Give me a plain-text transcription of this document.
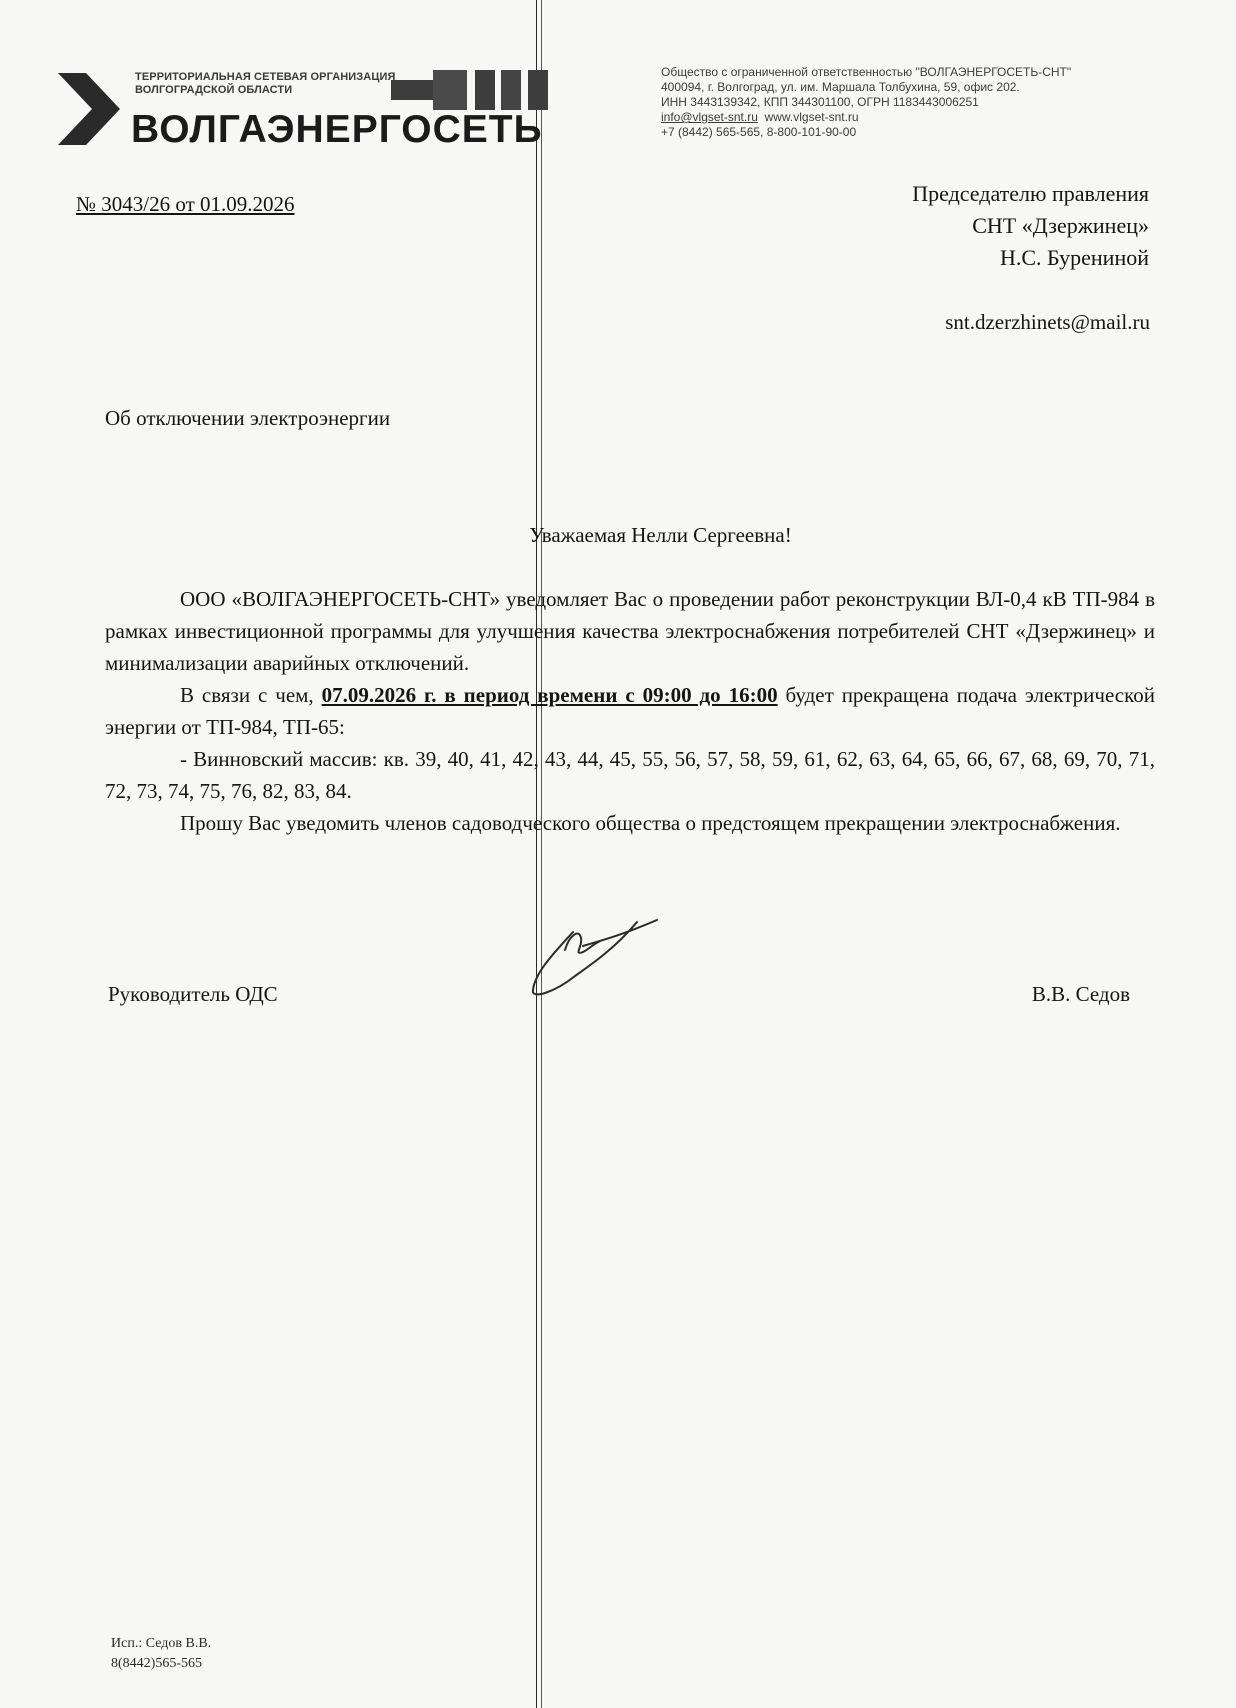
ТЕРРИТОРИАЛЬНАЯ СЕТЕВАЯ ОРГАНИЗАЦИЯ
ВОЛГОГРАДСКОЙ ОБЛАСТИ
ВОЛГАЭНЕРГОСЕТЬ
Общество с ограниченной ответственностью "ВОЛГАЭНЕРГОСЕТЬ-СНТ"
400094, г. Волгоград, ул. им. Маршала Толбухина, 59, офис 202.
ИНН 3443139342, КПП 344301100, ОГРН 1183443006251
info@vlgset-snt.ru www.vlgset-snt.ru
+7 (8442) 565-565, 8-800-101-90-00
№ 3043/26 от 01.09.2026	Председателю правления
СНТ «Дзержинец»
Н.С. Бурениной
snt.dzerzhinets@mail.ru
Об отключении электроэнергии
Уважаемая Нелли Сергеевна!

ООО «ВОЛГАЭНЕРГОСЕТЬ-СНТ» уведомляет Вас о проведении работ реконструкции ВЛ-0,4 кВ ТП-984 в рамках инвестиционной программы для улучшения качества электроснабжения потребителей СНТ «Дзержинец» и минимализации аварийных отключений.

В связи с чем, 07.09.2026 г. в период времени с 09:00 до 16:00 будет прекращена подача электрической энергии от ТП-984, ТП-65:

- Винновский массив: кв. 39, 40, 41, 42, 43, 44, 45, 55, 56, 57, 58, 59, 61, 62, 63, 64, 65, 66, 67, 68, 69, 70, 71, 72, 73, 74, 75, 76, 82, 83, 84.

Прошу Вас уведомить членов садоводческого общества о предстоящем прекращении электроснабжения.

Руководитель ОДС	В.В. Седов
Исп.: Седов В.В.
8(8442)565-565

____________

Problem statement |
Gather all the lines that include the word "Дзержинец" and copy them out.

Solution below |
СНТ «Дзержинец»
ООО «ВОЛГАЭНЕРГОСЕТЬ-СНТ» уведомляет Вас о проведении работ реконструкции ВЛ-0,4 кВ ТП-984 в рамках инвестиционной программы для улучшения качества электроснабжения потребителей СНТ «Дзержинец» и минимализации аварийных отключений.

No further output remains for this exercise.